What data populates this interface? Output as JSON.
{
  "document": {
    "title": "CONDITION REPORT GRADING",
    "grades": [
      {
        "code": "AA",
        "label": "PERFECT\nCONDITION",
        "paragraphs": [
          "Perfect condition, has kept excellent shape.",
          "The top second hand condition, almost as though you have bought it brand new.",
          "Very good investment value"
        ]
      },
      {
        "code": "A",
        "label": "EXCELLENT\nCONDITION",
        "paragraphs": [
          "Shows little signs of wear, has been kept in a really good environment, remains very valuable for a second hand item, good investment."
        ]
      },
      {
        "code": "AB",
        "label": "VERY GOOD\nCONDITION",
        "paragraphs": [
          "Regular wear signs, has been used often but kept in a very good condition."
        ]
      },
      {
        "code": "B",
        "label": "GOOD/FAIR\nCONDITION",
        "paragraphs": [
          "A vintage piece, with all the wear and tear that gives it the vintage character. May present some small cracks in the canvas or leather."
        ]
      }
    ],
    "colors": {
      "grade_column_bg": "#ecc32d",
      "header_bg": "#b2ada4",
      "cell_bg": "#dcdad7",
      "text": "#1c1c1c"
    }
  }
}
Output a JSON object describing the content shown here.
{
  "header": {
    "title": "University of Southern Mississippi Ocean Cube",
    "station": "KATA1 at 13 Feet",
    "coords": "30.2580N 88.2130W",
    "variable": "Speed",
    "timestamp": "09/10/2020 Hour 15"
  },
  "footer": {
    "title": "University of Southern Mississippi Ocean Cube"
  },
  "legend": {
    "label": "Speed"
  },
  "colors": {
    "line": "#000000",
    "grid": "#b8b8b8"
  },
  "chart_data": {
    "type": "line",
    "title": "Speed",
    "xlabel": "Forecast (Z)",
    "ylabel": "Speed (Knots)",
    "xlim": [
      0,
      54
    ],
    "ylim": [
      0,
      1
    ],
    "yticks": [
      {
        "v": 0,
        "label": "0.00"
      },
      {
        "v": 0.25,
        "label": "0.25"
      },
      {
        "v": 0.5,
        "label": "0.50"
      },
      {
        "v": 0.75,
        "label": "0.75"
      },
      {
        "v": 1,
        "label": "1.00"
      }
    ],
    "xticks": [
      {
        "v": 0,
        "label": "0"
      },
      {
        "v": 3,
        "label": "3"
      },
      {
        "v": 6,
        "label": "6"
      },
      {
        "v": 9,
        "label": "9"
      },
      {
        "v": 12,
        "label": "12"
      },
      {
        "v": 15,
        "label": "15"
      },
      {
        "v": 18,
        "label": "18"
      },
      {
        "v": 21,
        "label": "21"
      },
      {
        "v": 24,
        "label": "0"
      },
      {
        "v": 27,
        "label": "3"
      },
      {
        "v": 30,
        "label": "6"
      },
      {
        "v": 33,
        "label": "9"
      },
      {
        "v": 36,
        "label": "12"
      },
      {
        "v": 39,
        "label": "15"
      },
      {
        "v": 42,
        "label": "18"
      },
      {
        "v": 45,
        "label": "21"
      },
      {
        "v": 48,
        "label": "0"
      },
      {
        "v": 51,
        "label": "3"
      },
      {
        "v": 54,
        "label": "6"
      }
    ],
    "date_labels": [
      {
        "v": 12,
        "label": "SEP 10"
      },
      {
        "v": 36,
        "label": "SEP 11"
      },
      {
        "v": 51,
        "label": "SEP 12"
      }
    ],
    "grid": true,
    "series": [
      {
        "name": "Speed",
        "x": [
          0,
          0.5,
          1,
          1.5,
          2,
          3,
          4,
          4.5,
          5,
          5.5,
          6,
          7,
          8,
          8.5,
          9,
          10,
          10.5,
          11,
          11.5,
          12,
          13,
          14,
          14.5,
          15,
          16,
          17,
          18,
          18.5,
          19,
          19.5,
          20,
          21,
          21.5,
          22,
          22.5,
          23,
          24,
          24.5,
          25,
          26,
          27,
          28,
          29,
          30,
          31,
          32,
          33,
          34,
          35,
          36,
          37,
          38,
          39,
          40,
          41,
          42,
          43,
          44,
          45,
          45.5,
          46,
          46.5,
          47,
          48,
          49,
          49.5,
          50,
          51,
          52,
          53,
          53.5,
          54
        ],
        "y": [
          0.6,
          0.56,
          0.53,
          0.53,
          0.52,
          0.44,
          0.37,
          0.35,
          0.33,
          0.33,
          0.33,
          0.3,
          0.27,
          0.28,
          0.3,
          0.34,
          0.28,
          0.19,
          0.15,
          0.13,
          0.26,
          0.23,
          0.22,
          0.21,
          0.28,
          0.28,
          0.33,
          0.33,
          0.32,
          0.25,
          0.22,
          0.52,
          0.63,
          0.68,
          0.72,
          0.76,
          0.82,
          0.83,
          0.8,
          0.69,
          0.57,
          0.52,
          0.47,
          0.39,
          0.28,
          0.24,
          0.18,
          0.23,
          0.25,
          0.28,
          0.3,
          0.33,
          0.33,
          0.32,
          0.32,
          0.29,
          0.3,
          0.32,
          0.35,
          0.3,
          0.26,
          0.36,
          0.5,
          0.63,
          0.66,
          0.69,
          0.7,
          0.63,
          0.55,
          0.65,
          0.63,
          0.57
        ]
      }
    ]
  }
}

What is needed => Pull out each line of the entries that contains "kept".

Exercise answer =>
          "Perfect condition, has kept excellent shape.",
          "Shows little signs of wear, has been kept in a really good environment, remains very valuable for a second hand item, good investment."
          "Regular wear signs, has been used often but kept in a very good condition."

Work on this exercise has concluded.